* _ÜBUNGSFRAGEN_:
• A. Prüfen Sie, ob die folgenden Aussagen zum Seitenauszug stimmen: (i) Die Zahl der registrierten Verkehrsunfälle stieg von 1425 auf 1509. (ii) Die Zahl der Todesopfer stieg von drei auf fünf. (iii) Die Unfallbilanz ist auf Ebene der Polizeidirektion positiv geprägt. Antworten Sie jeweils mit Ja oder Nein und zitieren Sie die entscheidenden Worte wörtlich.
• B. Schreiben Sie bitte aus dem Seitenauszug den Abschnitt von „Die Anzahl der“ bis „besonders negativ geprägt.“ wortgetreu ab.

===== SEITENAUSZUG =====

Verkehrsunfallanlayse der Polizeiinspektion Bad Neuenahr-Ahrweiler für 2012
Zahl der Unfälle mit Todesfolge überschattet das Ergebnis
Bad Neuenahr-Ahrweiler. Betrachtet man lediglich die nackten Zahlen der Unfallauswertung für den Bereich der Polizeiinspektion Bad Neuenahr-Ahrweiler, so ist man geneigt, von einer schwerwiegenden Fehlentwicklung und beängstigenden Gefahrenerhöhung im öffentlichen Straßenverkehr der Kreisstadt und Umgebung auszugehen.
Die Anzahl der bei der PI Bad Neuenahr-Ahrweiler registrierten Verkehrsunfälle stieg im Vergleich zum Vorjahr von 1425 auf 1509. Stellt man dann noch fest, dass sich die Unfallfolgen bei der Zahl der getöteten Personen verdoppelt haben, nämlich von drei auf sechs Todesopfer, dann wird dieser Eindruck mehr als nur verstärkt. Dadurch bedingt ist die Unfallbilanz der PI Bad Neuenahr-Ahrweiler auf Ebene der Polizeidirektion besonders negativ geprägt.

===== BEREITGESTELLTE EINTRÄGE =====

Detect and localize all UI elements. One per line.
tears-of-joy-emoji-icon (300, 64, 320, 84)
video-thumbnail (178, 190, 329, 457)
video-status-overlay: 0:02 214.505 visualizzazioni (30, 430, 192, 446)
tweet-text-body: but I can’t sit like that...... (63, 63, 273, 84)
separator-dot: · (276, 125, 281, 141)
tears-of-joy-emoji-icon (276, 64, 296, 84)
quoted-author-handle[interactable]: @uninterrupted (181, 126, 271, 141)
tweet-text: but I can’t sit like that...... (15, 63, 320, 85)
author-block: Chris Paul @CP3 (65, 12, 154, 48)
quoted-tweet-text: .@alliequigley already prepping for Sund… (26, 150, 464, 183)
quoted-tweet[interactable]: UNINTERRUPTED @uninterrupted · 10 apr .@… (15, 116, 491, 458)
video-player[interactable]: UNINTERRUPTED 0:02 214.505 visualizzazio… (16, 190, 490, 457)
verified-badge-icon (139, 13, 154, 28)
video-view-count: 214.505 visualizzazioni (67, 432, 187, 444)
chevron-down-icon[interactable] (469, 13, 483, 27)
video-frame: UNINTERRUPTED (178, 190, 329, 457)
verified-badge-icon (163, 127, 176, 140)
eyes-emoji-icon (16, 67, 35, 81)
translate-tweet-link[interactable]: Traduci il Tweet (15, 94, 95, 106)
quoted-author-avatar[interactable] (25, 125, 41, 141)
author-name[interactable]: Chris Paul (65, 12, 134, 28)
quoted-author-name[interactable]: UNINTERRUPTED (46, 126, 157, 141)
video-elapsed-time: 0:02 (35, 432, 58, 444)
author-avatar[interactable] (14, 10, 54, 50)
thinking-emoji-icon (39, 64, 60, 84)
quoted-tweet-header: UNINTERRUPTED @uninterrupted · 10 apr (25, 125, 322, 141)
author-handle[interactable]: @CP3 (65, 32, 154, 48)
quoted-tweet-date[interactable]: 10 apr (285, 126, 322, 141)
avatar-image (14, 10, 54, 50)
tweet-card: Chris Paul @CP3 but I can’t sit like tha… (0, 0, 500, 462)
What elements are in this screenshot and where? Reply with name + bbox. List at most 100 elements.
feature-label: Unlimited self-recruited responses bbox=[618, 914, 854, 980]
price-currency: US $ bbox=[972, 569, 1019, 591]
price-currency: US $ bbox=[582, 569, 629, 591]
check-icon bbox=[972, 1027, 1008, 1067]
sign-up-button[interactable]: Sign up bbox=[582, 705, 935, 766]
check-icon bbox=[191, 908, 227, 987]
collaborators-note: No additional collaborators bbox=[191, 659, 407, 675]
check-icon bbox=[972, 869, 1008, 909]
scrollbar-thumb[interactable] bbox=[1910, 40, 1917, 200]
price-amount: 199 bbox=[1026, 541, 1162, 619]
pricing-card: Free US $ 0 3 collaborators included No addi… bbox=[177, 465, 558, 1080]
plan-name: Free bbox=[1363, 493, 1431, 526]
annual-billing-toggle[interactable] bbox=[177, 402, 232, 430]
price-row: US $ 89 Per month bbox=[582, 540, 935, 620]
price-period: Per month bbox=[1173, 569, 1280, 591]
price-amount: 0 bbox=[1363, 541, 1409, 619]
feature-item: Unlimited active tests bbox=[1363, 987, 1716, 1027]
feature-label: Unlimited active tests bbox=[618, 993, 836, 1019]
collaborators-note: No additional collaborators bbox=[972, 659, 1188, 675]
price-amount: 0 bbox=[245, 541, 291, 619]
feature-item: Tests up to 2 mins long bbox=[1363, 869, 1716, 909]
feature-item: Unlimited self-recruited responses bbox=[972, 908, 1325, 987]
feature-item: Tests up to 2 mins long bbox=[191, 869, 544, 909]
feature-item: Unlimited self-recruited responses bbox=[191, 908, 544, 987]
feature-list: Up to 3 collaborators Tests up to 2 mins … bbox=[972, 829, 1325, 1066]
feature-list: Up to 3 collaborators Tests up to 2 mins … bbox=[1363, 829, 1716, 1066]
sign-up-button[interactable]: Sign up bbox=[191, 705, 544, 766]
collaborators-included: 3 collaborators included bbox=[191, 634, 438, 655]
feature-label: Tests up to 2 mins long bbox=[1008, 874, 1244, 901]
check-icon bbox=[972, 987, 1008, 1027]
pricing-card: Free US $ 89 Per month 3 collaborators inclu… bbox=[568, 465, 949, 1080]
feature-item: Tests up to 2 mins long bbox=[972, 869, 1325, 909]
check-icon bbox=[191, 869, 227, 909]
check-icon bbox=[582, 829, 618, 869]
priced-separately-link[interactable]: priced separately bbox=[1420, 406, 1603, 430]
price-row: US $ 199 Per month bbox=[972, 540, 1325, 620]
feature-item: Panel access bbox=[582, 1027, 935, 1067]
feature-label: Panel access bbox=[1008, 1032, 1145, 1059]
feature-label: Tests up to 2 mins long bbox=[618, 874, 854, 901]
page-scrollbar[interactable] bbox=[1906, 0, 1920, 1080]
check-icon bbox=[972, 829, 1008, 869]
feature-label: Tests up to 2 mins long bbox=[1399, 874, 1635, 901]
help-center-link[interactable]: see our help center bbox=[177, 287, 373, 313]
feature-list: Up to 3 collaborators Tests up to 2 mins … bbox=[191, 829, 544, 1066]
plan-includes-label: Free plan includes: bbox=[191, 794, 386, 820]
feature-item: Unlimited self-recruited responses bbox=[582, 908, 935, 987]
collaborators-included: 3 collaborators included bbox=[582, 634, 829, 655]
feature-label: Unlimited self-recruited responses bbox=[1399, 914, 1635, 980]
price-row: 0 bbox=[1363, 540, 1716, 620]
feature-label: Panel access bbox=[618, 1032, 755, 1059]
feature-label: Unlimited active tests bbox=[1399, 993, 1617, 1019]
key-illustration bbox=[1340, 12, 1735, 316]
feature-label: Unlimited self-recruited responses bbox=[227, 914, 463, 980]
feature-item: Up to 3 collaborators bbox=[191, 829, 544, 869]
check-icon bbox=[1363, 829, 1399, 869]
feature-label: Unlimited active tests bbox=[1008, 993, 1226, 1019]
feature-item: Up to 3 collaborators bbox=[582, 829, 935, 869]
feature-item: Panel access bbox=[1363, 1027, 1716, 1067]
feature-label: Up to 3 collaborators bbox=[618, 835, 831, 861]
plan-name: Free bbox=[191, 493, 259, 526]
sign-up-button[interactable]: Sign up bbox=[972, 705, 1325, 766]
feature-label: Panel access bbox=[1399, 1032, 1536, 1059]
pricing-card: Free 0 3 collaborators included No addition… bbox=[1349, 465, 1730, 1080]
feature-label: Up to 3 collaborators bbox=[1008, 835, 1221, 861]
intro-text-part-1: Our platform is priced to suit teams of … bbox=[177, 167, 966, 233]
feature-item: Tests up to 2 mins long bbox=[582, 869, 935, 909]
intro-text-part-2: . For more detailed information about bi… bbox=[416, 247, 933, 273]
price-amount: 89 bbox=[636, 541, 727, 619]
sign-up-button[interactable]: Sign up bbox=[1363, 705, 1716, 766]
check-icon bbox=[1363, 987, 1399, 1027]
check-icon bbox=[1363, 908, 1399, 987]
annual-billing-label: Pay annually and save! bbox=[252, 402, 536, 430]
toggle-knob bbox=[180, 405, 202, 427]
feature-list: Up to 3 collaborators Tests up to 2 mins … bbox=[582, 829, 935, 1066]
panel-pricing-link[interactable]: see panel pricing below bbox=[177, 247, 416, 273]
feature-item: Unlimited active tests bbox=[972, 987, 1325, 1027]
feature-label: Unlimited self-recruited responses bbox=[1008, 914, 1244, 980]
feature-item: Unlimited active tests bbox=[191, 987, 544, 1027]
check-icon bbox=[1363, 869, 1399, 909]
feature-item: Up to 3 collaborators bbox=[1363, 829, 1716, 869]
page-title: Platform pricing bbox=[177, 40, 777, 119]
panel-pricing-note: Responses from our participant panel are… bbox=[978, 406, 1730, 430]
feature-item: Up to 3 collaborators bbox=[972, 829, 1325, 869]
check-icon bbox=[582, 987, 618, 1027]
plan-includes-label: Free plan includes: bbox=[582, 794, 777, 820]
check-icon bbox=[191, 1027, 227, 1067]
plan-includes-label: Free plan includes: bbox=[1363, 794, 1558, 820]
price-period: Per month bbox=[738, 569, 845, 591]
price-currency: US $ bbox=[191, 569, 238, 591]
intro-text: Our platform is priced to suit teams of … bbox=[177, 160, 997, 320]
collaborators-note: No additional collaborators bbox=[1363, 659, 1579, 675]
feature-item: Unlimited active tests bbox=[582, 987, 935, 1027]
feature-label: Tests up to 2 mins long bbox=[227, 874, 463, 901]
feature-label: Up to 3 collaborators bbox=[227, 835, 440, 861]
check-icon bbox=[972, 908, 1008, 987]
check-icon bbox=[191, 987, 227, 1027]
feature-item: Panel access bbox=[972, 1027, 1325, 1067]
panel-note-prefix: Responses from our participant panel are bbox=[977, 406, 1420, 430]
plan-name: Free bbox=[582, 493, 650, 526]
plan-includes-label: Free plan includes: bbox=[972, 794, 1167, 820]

=====

* _AUFGABENLÖSUNGEN_:
• A.
(i) Ja: „stieg im Vergleich zum Vorjahr von 1425 auf 1509“
(ii) Nein: „nämlich von drei auf sechs Todesopfer“
(iii) Nein: „auf Ebene der Polizeidirektion besonders negativ geprägt“

• B.
Die Anzahl der bei der PI Bad Neuenahr-Ahrweiler registrierten Verkehrsunfälle stieg im Vergleich zum Vorjahr von 1425 auf 1509. Stellt man dann noch fest, dass sich die Unfallfolgen bei der Zahl der getöteten Personen verdoppelt haben, nämlich von drei auf sechs Todesopfer, dann wird dieser Eindruck mehr als nur verstärkt. Dadurch bedingt ist die Unfallbilanz der PI Bad Neuenahr-Ahrweiler auf Ebene der Polizeidirektion besonders negativ geprägt.